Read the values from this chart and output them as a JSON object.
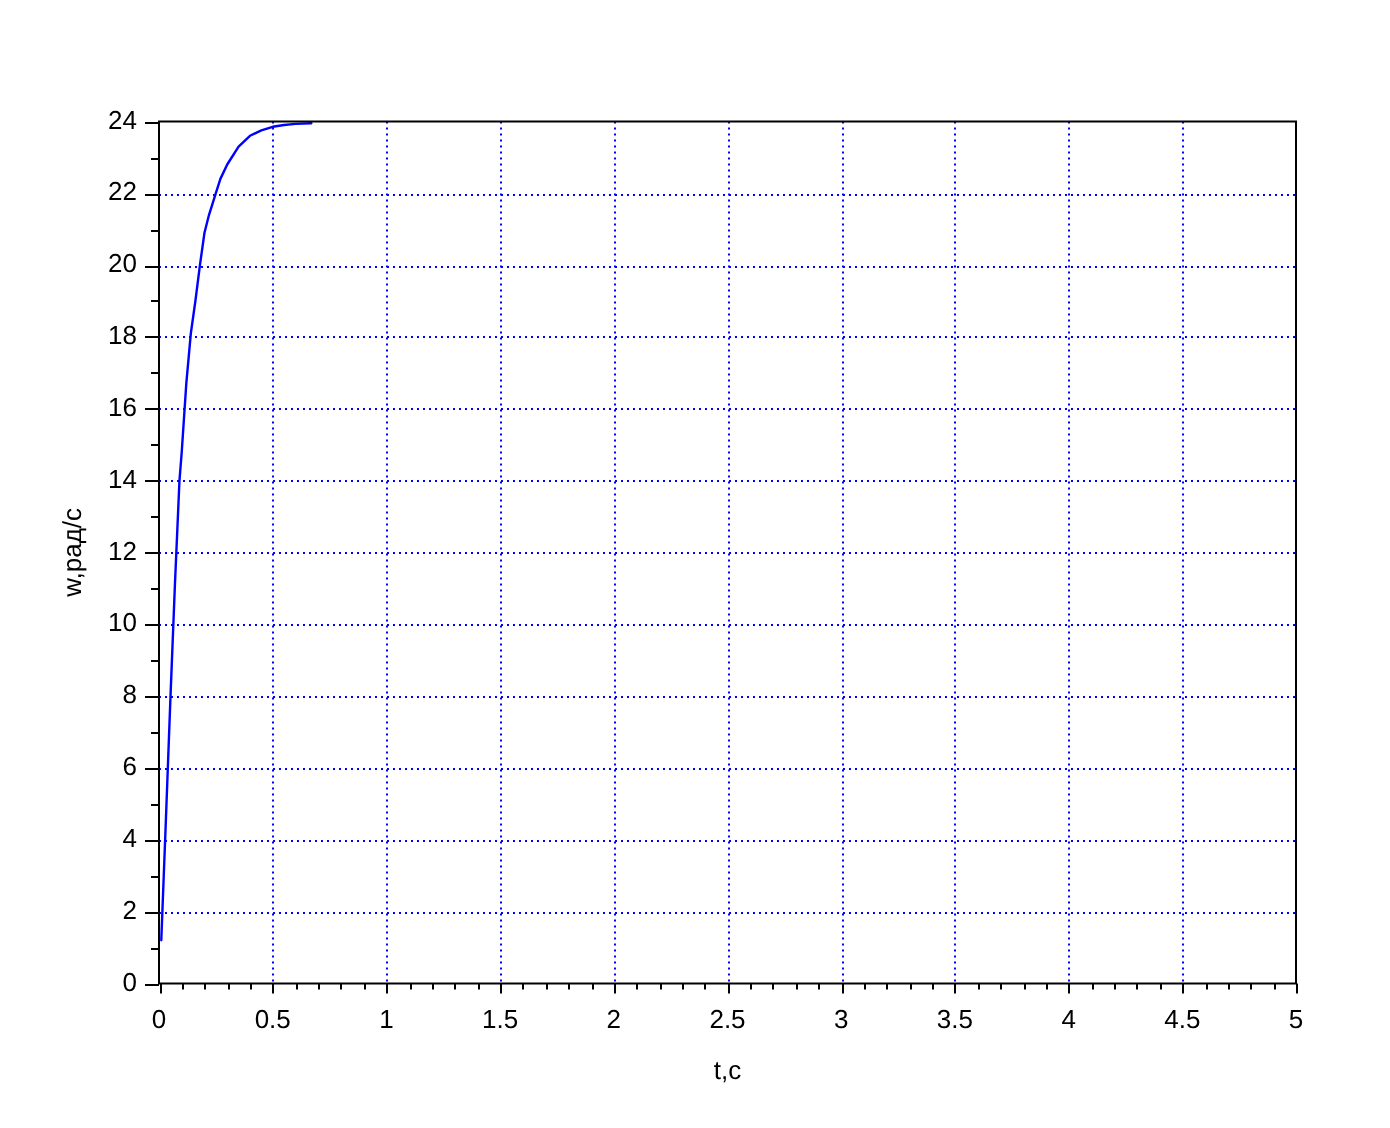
{
  "chart_data": {
    "type": "line",
    "xlabel": "t,с",
    "ylabel": "w,рад/с",
    "x": [
      0.01,
      0.03,
      0.05,
      0.07,
      0.09,
      0.1,
      0.12,
      0.14,
      0.16,
      0.18,
      0.2,
      0.22,
      0.25,
      0.27,
      0.3,
      0.35,
      0.4,
      0.45,
      0.5,
      0.55,
      0.6,
      0.67
    ],
    "series": [
      {
        "color": "#0000ff",
        "values": [
          1.2,
          4.5,
          7.9,
          11.1,
          14.0,
          14.8,
          16.7,
          18.1,
          19.0,
          20.0,
          20.9,
          21.4,
          22.0,
          22.4,
          22.8,
          23.3,
          23.6,
          23.75,
          23.85,
          23.9,
          23.93,
          23.95
        ]
      }
    ],
    "xlim": [
      0,
      5
    ],
    "ylim": [
      0,
      24
    ],
    "xticks": [
      0,
      {
        "value": 0.1,
        "label": null
      },
      {
        "value": 0.2,
        "label": null
      },
      {
        "value": 0.3,
        "label": null
      },
      {
        "value": 0.4,
        "label": null
      },
      0.5,
      {
        "value": 0.6,
        "label": null
      },
      {
        "value": 0.7,
        "label": null
      },
      {
        "value": 0.8,
        "label": null
      },
      {
        "value": 0.9,
        "label": null
      },
      1,
      {
        "value": 1.1,
        "label": null
      },
      {
        "value": 1.2,
        "label": null
      },
      {
        "value": 1.3,
        "label": null
      },
      {
        "value": 1.4,
        "label": null
      },
      1.5,
      {
        "value": 1.6,
        "label": null
      },
      {
        "value": 1.7,
        "label": null
      },
      {
        "value": 1.8,
        "label": null
      },
      {
        "value": 1.9,
        "label": null
      },
      2,
      {
        "value": 2.1,
        "label": null
      },
      {
        "value": 2.2,
        "label": null
      },
      {
        "value": 2.3,
        "label": null
      },
      {
        "value": 2.4,
        "label": null
      },
      2.5,
      {
        "value": 2.6,
        "label": null
      },
      {
        "value": 2.7,
        "label": null
      },
      {
        "value": 2.8,
        "label": null
      },
      {
        "value": 2.9,
        "label": null
      },
      3,
      {
        "value": 3.1,
        "label": null
      },
      {
        "value": 3.2,
        "label": null
      },
      {
        "value": 3.3,
        "label": null
      },
      {
        "value": 3.4,
        "label": null
      },
      3.5,
      {
        "value": 3.6,
        "label": null
      },
      {
        "value": 3.7,
        "label": null
      },
      {
        "value": 3.8,
        "label": null
      },
      {
        "value": 3.9,
        "label": null
      },
      4,
      {
        "value": 4.1,
        "label": null
      },
      {
        "value": 4.2,
        "label": null
      },
      {
        "value": 4.3,
        "label": null
      },
      {
        "value": 4.4,
        "label": null
      },
      4.5,
      {
        "value": 4.6,
        "label": null
      },
      {
        "value": 4.7,
        "label": null
      },
      {
        "value": 4.8,
        "label": null
      },
      {
        "value": 4.9,
        "label": null
      },
      5
    ],
    "yticks": [
      0,
      {
        "value": 1,
        "label": null
      },
      2,
      {
        "value": 3,
        "label": null
      },
      4,
      {
        "value": 5,
        "label": null
      },
      6,
      {
        "value": 7,
        "label": null
      },
      8,
      {
        "value": 9,
        "label": null
      },
      10,
      {
        "value": 11,
        "label": null
      },
      12,
      {
        "value": 13,
        "label": null
      },
      14,
      {
        "value": 15,
        "label": null
      },
      16,
      {
        "value": 17,
        "label": null
      },
      18,
      {
        "value": 19,
        "label": null
      },
      20,
      {
        "value": 21,
        "label": null
      },
      22,
      {
        "value": 23,
        "label": null
      },
      24
    ],
    "grid": true,
    "line_style": "solid"
  }
}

◆ ◆ ◆ ◆

> _Exercise brief_:
Which lines contain the word "values"? Copy each of them.

> _Correct output_:
Read the values from this chart and output them as a JSON object.
        "values": [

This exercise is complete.